___ Data listing ___

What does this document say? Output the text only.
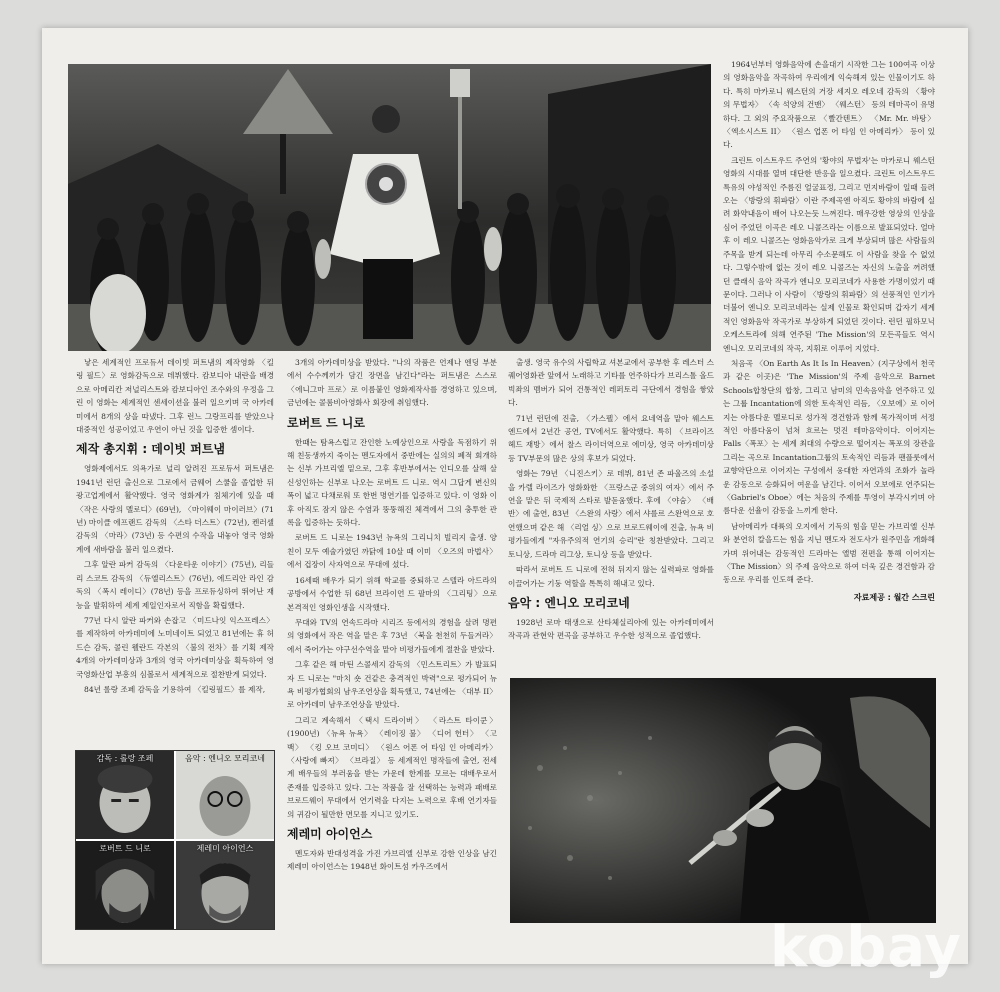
낳은 세계적인 프로듀서 데이빗 퍼트냄의 제작영화 〈킬링 필드〉로 영화감독으로 데뷔했다. 캄보디아 내란을 배경으로 아메리칸 저널리스트와 캄보디아인 조수와의 우정을 그린 이 영화는 세계적인 센세이션을 불러 일으키며 국 아카데미에서 8개의 상을 따냈다. 그후 런느 그랑프리를 받았으나 대중적인 성공이었고 우연이 아닌 것을 입증한 셈이다.

제작 총지휘 : 데이빗 퍼트냄

영화제에서도 의욕가로 널리 알려진 프로듀서 퍼트냄은 1941년 런던 출신으로 그로에서 금웨어 스쿨을 졸업한 뒤 광고업계에서 활약했다. 영국 영화계가 침체기에 있을 때 〈작은 사랑의 멜로디〉(69년), 〈마이웨이 마이러브〉(71년) 마이클 에프랜드 감독의 〈스타 더스트〉(72년), 켄러셀 감독의 〈마라〉(73년) 등 수편의 수작을 내놓아 영국 영화계에 새바람을 불러 일으켰다.

그후 알란 파커 감독의 〈다운타운 이야기〉(75년), 리들리 스코트 감독의 〈듀엘리스트〉(76년), 에드리안 라인 감독의 〈폭시 레이디〉(78년) 등을 프로듀싱하여 뛰어난 재능을 발휘하여 세계 제일인자로서 직함을 확립했다.

77년 다시 알란 파커와 손잡고 〈미드나잇 익스프레스〉를 제작하여 아카데미에 노미네이트 되었고 81년에는 휴 허드슨 감독, 콜린 웰란드 각본의 〈불의 전차〉를 기획 제작 4개의 아카데미상과 3개의 영국 아카데미상을 획득하여 영국영화산업 부흥의 심볼로서 세계적으로 절찬받게 되었다.

84년 롤랑 조페 감독을 기용하여 〈킬링필드〉를 제작,

감독 : 롤랑 조페	음악 : 엔니오 모리코네
로버트 드 니로	제레미 아이언스

3개의 아카데미상을 받았다. "나의 작품은 언제나 엔딩 부분에서 수수께끼가 담긴 장면을 남긴다"라는 퍼트냄은 스스로 〈에니그마 프로〉로 이름붙인 영화제작사를 경영하고 있으며, 금년에는 콜롬비아영화사 회장에 취임했다.

로버트 드 니로

한때는 탐욕스럽고 잔인한 노예상인으로 사랑을 독점하기 위해 친동생까지 죽이는 멘도자에서 중반에는 실의의 폐적 회개하는 신부 가브리엘 밑으로, 그후 후반부에서는 인디오를 살해 살신성인하는 신부로 나오는 로버트 드 니로. 역시 그답게 변신의 폭이 넓고 다채로워 또 한번 명연기를 입증하고 있다. 이 영화 이후 아직도 잠지 않은 수염과 뚱뚱해진 체격에서 그의 충투한 관록을 입증하는 듯하다.

로버트 드 니로는 1943년 뉴욕의 그리니치 빌리지 출생. 양친이 모두 예술가였던 까닭에 10살 때 이미 〈오즈의 마법사〉에서 겁장이 사자역으로 무대에 섰다.

16세때 배우가 되기 위해 학교를 중퇴하고 스텔라 아드라의 공방에서 수업한 뒤 68년 브라이언 드 팔마의 〈그리팅〉으로 본격적인 영화인생을 시작했다.

무대와 TV의 연속드라마 시리즈 등에서의 경험을 살려 명편의 영화에서 작은 역을 맡은 후 73년 〈북을 천천히 두들겨라〉에서 죽어가는 야구선수역을 맡아 비평가들에게 절찬을 받았다.

그후 같은 해 마틴 스콜세지 감독의 〈민스트리트〉가 발표되자 드 니로는 "마치 숏 건같은 충격적인 박력"으로 평가되어 뉴욕 비평가협회의 남우조연상을 획득했고, 74년에는 〈대부 II〉로 아카데미 남우조연상을 받았다.

그리고 계속해서 〈택시 드라이버〉 〈라스트 타이쿤〉 (1900년) 〈뉴욕 뉴욕〉 〈레이징 불〉 〈디어 헌터〉 〈고백〉 〈킹 오브 코미디〉 〈원스 어폰 어 타임 인 아메리카〉 〈사랑에 빠져〉 〈브라질〉 등 세계적인 명작들에 출연, 전세계 배우들의 부러움을 받는 가운데 한계를 모르는 대배우로서 존재를 입증하고 있다. 그는 작품을 잘 선택하는 능력과 패배로 브로드웨이 무대에서 연기력을 다지는 노력으로 후배 연기자들의 귀감이 될만한 면모를 지니고 있기도.

제레미 아이언스

멘도자와 반대성격을 가진 가브리엘 신부로 강한 인상을 남긴 제레미 아이언스는 1948년 화이트섬 카우즈에서

출생. 영국 유수의 사립학교 셔본교에서 공부한 후 레스터 스퀘어영화관 앞에서 노래하고 기타를 연주하다가 브리스톨 올드빅좌의 멤버가 되어 건통적인 레퍼토리 극단에서 경험을 쌓았다.

71년 런던에 진출, 〈가스펠〉에서 요네역을 맡아 웨스트 엔드에서 2년간 공연, TV에서도 활약했다. 특히 〈브라이즈 헤드 재방〉에서 찰스 라이더역으로 에미상, 영국 아카데미상 등 TV부문의 많은 상의 후보가 되었다.

영화는 79년 〈니진스키〉로 데뷔, 81년 존 파울즈의 소설을 카렐 라이즈가 영화화한 〈프랑스군 중위의 여자〉에서 주연을 맡은 뒤 국제적 스타로 발돋움했다. 후에 〈야숨〉 〈배반〉에 출연, 83년 〈스완의 사랑〉에서 샤를르 스완역으로 호연했으며 같은 해 〈리얼 싱〉으로 브로드웨이에 진출, 뉴욕 비평가들에게 "자유주의적 연기의 승리"란 칭찬받았다. 그리고 토니상, 드라마 리그상, 토니상 등을 받았다.

따라서 로버트 드 니로에 전혀 뒤지지 않는 실력파로 영화를 이끌어가는 기둥 역할을 톡톡히 해내고 있다.

음악 : 엔니오 모리코네

1928년 로마 태생으로 산타체실리아에 있는 아카데미에서 작곡과 관현악 편곡을 공부하고 우수한 성적으로 졸업했다.

1964년부터 영화음악에 손을대기 시작한 그는 100여곡 이상의 영화음악을 작곡하여 우리에게 익숙해져 있는 인물이기도 하다. 특히 마카로니 웨스턴의 거장 세지오 레오네 감독의 〈황야의 무법자〉 〈속 석양의 건맨〉 〈웨스턴〉 등의 테마곡이 유명하다. 그 외의 주요작품으로 〈빨간텐트〉 〈Mr. Mr. 바탕〉 〈엑소시스트 II〉 〈원스 업폰 어 타임 인 아메리카〉 등이 있다.

크린트 이스트우드 주연의 '황야의 무법자'는 마카로니 웨스턴 영화의 시대를 열며 대단한 반응을 일으켰다. 크린트 이스트우드 특유의 야성적인 주름진 얼굴표정, 그리고 먼지바람이 일때 들려오는 〈방랑의 휘파람〉이란 주제곡엔 아직도 황야의 바람에 실려 화약내음이 배어 나오는듯 느껴진다. 매우강한 영상의 인상을 심어 주었던 이곡은 레오 니콜즈라는 이름으로 발표되었다. 얼마후 이 레오 니콜즈는 영화음악가로 크게 부상되며 많은 사람들의 주목을 받게 되는데 아무리 수소문해도 이 사람을 찾을 수 없었다. 그렇수밖에 없는 것이 레오 니콜즈는 자신의 노출을 꺼려했던 클래식 음악 작곡가 엔니오 모리코네가 사용한 가명이었기 때문이다. 그러나 이 사람이 〈방랑의 휘파람〉의 선풍적인 인기가 더불어 엔니오 모리코네라는 실제 인물로 확인되며 갑자기 세계적인 영화음악 작곡가로 부상하게 되었던 것이다. 런던 필하모닉 오케스트라에 의해 연주된 'The Mission'의 모든곡들도 역시 엔니오 모리코네의 작곡, 지휘로 이루어 지었다.

처음곡 〈On Earth As It Is In Heaven〉(지구상에서 천국과 같은 이곳)은 'The Mission'의 주제 음악으로 Barnet Schools합창단의 합창, 그리고 남미의 민속음악을 연주하고 있는 그룹 Incantation에 의한 토속적인 리듬, 〈오보에〉로 이어지는 아름다운 멜로디로 성가적 경건함과 함께 목가적이며 서정적인 아름다움이 넘쳐 흐르는 멋진 테마음악이다. 이어지는 Falls〈폭포〉는 세계 최대의 수량으로 떨어지는 폭포의 장관을 그리는 곡으로 Incantation그룹의 토속적인 리듬과 팬플룻에서 교향악단으로 이어지는 구성에서 웅대한 자연과의 조화가 놀라운 감동으로 승화되어 여운을 남긴다. 이어서 오보에로 연주되는 〈Gabriel's Oboe〉에는 처음의 주제를 투영이 부각시키며 아름다운 선율이 감동을 느끼게 한다.

남아메리카 대륙의 오지에서 기독의 힘을 믿는 가브리엘 신부와 분연히 칼을드는 힘을 지닌 멘도자 전도사가 원주민을 개화해가며 위어내는 감동적인 드라마는 앨범 전편을 통해 이어지는 〈The Mission〉의 주제 음악으로 하여 더욱 깊은 경건함과 감동으로 우리를 인도해 준다.

자료제공 : 월간 스크린
kobay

___

What you should do: Check every line of the entries above for the word "일으켰다" and report how many lines contain it, giving the number only.

Task response: 2